◆ **GOAL**: Duplicate the records below word for word, starting from the very first line and ending with the line that contains "finishings-label-en: Finishings (618, 945, 674, 959)".

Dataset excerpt
• • •

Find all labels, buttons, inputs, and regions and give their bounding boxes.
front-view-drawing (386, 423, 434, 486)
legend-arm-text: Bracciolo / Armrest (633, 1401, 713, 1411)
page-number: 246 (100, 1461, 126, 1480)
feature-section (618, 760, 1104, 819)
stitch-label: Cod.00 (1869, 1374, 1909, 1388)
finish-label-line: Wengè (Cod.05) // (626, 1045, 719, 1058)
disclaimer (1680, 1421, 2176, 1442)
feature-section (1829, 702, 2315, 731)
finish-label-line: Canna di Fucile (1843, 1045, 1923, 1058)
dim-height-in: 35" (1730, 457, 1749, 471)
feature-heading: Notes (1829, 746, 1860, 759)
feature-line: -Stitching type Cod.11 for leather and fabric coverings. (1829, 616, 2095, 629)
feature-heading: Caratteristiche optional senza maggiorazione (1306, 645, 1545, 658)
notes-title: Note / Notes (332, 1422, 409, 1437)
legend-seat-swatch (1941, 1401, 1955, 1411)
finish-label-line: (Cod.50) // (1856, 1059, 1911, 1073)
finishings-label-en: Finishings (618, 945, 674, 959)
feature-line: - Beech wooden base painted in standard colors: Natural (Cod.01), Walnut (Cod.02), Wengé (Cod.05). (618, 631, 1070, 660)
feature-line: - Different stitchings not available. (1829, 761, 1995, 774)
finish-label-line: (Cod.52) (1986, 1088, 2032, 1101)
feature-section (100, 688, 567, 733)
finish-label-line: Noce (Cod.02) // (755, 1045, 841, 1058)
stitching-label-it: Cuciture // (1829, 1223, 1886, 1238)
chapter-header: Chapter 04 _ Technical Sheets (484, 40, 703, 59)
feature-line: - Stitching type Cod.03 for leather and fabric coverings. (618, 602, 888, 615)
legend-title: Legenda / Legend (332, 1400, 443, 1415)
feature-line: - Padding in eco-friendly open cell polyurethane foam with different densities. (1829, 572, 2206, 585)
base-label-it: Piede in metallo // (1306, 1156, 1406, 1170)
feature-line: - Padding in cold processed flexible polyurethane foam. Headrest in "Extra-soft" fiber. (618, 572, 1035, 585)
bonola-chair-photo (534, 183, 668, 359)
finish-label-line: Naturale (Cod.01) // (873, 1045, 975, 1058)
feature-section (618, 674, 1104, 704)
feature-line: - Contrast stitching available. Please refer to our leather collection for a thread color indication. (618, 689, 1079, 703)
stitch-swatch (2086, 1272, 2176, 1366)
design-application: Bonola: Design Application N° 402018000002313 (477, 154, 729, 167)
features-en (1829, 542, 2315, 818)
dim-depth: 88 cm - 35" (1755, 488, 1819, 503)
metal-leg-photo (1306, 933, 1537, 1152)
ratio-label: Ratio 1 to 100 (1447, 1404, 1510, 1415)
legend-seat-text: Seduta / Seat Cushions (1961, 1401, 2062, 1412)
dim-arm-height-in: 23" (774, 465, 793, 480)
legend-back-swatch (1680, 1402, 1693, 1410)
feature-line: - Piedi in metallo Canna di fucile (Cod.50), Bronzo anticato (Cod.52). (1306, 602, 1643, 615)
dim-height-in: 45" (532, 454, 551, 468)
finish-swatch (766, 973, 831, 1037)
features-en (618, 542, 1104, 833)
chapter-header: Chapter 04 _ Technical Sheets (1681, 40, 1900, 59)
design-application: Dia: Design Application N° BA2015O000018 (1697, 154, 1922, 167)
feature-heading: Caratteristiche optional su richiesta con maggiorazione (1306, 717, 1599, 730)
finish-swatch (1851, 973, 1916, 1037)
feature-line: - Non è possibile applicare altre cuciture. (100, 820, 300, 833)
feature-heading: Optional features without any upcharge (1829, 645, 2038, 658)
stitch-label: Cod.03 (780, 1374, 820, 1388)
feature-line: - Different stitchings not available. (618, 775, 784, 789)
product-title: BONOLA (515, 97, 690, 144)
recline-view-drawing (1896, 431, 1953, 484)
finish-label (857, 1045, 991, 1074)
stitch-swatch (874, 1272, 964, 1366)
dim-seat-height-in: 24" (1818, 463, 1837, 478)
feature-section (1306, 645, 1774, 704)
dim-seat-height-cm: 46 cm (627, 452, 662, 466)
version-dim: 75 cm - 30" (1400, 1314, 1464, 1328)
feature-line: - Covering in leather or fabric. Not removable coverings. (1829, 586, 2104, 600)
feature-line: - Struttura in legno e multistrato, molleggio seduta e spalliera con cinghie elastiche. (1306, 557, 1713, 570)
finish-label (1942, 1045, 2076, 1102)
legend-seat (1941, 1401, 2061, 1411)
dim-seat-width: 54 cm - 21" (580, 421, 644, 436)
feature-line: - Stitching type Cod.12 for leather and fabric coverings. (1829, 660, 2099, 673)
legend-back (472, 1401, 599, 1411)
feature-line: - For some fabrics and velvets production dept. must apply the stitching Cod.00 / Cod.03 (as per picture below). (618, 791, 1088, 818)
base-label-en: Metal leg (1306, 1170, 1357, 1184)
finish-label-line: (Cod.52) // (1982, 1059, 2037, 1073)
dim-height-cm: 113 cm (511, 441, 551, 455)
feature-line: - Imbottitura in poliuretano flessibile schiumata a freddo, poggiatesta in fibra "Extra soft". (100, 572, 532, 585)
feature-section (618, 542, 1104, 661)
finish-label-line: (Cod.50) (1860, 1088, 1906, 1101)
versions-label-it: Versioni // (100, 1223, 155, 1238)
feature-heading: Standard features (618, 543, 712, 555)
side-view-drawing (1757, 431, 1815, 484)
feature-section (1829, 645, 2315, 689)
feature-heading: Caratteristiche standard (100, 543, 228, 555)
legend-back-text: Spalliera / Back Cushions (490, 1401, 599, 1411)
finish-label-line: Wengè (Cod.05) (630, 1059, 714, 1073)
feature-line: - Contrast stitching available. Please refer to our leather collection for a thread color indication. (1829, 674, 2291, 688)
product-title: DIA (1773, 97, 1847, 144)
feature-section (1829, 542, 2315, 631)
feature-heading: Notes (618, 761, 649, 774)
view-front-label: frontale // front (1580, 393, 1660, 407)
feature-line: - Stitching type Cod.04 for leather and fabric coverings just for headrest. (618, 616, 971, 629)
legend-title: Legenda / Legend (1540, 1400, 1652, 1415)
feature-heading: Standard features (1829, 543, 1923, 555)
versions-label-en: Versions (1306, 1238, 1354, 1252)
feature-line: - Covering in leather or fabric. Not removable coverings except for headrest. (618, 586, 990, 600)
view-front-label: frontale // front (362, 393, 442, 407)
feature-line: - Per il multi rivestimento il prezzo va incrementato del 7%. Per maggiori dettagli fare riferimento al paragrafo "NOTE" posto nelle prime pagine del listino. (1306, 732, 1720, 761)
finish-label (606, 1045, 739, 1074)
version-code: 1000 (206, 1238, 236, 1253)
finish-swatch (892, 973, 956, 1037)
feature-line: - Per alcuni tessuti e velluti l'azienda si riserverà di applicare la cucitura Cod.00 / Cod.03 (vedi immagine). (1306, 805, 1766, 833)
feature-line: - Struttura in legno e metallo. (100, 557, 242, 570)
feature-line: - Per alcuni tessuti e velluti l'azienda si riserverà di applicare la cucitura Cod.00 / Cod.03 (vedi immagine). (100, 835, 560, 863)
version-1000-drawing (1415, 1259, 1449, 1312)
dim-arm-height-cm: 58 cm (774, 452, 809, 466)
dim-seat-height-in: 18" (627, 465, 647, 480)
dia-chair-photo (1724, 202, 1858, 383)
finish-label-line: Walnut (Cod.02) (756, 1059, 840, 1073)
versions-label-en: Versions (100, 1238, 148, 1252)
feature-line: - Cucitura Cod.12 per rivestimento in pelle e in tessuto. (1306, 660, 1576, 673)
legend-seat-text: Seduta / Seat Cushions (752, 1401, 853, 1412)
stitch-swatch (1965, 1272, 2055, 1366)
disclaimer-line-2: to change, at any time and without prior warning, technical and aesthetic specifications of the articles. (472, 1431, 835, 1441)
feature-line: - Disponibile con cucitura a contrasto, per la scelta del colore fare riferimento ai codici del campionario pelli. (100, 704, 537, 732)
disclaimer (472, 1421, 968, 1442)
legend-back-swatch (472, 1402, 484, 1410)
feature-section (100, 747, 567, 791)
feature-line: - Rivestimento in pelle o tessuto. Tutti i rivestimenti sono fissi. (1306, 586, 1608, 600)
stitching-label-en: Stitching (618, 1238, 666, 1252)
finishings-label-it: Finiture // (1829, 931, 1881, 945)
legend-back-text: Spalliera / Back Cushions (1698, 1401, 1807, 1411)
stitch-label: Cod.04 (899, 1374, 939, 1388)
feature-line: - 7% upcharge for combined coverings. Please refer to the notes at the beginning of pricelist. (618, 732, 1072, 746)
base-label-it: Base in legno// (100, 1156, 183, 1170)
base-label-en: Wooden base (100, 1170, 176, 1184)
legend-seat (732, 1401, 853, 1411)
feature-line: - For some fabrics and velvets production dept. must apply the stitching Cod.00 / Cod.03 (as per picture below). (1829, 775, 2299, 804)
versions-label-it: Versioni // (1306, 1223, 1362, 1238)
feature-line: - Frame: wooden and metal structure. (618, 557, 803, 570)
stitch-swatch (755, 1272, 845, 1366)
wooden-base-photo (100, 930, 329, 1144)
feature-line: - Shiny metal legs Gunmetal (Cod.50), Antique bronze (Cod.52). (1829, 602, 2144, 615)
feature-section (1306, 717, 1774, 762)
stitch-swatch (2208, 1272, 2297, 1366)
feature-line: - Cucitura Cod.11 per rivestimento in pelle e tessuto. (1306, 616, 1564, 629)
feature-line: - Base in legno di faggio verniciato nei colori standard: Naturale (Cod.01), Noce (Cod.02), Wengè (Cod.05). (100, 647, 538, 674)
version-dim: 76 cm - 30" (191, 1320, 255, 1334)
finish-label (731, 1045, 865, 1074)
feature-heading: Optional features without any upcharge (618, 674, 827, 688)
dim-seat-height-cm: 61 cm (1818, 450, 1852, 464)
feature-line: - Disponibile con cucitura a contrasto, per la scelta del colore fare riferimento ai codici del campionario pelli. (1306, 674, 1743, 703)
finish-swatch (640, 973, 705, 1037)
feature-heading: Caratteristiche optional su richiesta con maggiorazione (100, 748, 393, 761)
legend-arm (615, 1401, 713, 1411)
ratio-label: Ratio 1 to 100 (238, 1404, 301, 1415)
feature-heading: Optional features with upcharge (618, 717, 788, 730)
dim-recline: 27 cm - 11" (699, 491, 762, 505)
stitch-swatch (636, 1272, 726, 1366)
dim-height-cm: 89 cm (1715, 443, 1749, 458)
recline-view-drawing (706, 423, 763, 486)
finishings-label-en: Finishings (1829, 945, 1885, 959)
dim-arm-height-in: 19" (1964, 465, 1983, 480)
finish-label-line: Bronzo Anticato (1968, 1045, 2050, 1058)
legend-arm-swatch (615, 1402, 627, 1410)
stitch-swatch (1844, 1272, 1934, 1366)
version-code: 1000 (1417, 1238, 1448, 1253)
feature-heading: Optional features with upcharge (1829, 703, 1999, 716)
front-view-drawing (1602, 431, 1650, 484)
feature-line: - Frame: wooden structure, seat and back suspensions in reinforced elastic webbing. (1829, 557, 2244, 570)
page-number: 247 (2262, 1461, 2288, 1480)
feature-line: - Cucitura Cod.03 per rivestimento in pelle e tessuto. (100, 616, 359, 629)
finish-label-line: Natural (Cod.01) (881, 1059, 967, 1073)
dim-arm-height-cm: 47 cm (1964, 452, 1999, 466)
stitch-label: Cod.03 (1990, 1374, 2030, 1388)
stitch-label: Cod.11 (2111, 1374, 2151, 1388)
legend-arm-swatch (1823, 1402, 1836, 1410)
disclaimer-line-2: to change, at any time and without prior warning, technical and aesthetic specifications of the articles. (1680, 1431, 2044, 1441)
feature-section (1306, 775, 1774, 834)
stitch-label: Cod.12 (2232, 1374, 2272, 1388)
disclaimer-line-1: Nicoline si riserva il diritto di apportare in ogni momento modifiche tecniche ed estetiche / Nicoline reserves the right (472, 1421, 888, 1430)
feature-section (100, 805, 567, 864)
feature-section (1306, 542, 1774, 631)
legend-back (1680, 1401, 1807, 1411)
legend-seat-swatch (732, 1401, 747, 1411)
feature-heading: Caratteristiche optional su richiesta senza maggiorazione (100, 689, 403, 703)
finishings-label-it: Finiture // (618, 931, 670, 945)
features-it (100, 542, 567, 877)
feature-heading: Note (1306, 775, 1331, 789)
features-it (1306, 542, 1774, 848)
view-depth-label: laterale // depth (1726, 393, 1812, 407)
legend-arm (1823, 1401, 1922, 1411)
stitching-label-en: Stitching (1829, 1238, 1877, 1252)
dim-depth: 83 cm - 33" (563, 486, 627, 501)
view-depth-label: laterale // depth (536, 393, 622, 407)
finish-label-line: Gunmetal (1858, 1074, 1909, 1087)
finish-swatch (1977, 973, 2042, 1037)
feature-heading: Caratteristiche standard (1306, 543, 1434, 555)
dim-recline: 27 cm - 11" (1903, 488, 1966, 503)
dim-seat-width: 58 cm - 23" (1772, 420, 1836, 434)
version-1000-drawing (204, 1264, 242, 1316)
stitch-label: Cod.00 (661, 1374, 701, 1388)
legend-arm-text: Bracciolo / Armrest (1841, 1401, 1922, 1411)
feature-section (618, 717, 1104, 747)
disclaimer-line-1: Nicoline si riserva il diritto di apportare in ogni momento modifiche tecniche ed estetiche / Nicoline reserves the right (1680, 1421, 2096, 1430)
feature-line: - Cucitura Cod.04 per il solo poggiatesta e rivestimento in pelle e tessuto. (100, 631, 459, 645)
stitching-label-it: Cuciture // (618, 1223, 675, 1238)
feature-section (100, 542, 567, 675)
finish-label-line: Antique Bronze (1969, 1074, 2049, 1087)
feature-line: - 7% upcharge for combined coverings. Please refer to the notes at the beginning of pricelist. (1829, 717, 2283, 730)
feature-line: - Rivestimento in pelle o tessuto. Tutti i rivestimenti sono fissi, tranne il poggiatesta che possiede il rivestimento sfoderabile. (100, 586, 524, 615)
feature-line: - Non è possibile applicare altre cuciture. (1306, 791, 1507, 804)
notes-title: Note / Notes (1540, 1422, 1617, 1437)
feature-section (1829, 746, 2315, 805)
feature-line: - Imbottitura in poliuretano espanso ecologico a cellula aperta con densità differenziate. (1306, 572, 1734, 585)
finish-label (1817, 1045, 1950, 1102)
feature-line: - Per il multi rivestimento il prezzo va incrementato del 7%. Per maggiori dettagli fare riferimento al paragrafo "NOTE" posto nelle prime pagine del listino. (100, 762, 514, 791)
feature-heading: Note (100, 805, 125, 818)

• • •

◆ **OUTPUT**:
Find all labels, buttons, inputs, and regions and give their bounding boxes.
front-view-drawing (386, 423, 434, 486)
legend-arm-text: Bracciolo / Armrest (633, 1401, 713, 1411)
page-number: 246 (100, 1461, 126, 1480)
feature-section (618, 760, 1104, 819)
stitch-label: Cod.00 (1869, 1374, 1909, 1388)
finish-label-line: Wengè (Cod.05) // (626, 1045, 719, 1058)
disclaimer (1680, 1421, 2176, 1442)
feature-section (1829, 702, 2315, 731)
finish-label-line: Canna di Fucile (1843, 1045, 1923, 1058)
dim-height-in: 35" (1730, 457, 1749, 471)
feature-heading: Notes (1829, 746, 1860, 759)
feature-line: -Stitching type Cod.11 for leather and fabric coverings. (1829, 616, 2095, 629)
feature-heading: Caratteristiche optional senza maggiorazione (1306, 645, 1545, 658)
notes-title: Note / Notes (332, 1422, 409, 1437)
legend-seat-swatch (1941, 1401, 1955, 1411)
finish-label-line: (Cod.50) // (1856, 1059, 1911, 1073)
finishings-label-en: Finishings (618, 945, 674, 959)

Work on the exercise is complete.